[MATERIAL TO PROCESS]:
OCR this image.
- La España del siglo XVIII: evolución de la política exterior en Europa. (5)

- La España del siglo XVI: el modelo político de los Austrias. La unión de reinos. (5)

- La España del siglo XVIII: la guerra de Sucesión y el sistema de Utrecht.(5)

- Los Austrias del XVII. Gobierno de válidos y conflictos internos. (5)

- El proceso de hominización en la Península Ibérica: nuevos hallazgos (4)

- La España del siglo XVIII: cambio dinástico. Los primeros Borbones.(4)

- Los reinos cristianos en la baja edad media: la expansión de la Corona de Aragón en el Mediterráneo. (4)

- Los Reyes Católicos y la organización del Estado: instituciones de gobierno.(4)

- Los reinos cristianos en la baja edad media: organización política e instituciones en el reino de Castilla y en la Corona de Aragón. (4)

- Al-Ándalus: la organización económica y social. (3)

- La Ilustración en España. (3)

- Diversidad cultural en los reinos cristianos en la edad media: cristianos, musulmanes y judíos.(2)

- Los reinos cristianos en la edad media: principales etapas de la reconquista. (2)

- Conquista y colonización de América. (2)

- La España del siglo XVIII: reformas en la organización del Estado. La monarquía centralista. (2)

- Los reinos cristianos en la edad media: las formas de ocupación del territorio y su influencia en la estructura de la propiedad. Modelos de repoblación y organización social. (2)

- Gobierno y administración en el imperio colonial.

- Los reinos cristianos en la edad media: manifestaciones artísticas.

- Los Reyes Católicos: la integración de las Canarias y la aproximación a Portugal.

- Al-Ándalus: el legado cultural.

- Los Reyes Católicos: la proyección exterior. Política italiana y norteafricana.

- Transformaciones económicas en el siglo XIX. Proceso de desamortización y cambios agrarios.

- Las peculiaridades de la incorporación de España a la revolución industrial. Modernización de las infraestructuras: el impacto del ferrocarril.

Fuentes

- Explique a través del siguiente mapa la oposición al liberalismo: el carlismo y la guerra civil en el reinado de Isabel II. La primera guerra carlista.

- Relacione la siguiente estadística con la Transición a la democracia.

[SET TASK]: Of the lines in the records, how many contain the word "media"? Answer with the number and nothing else.

[REPLY]: 6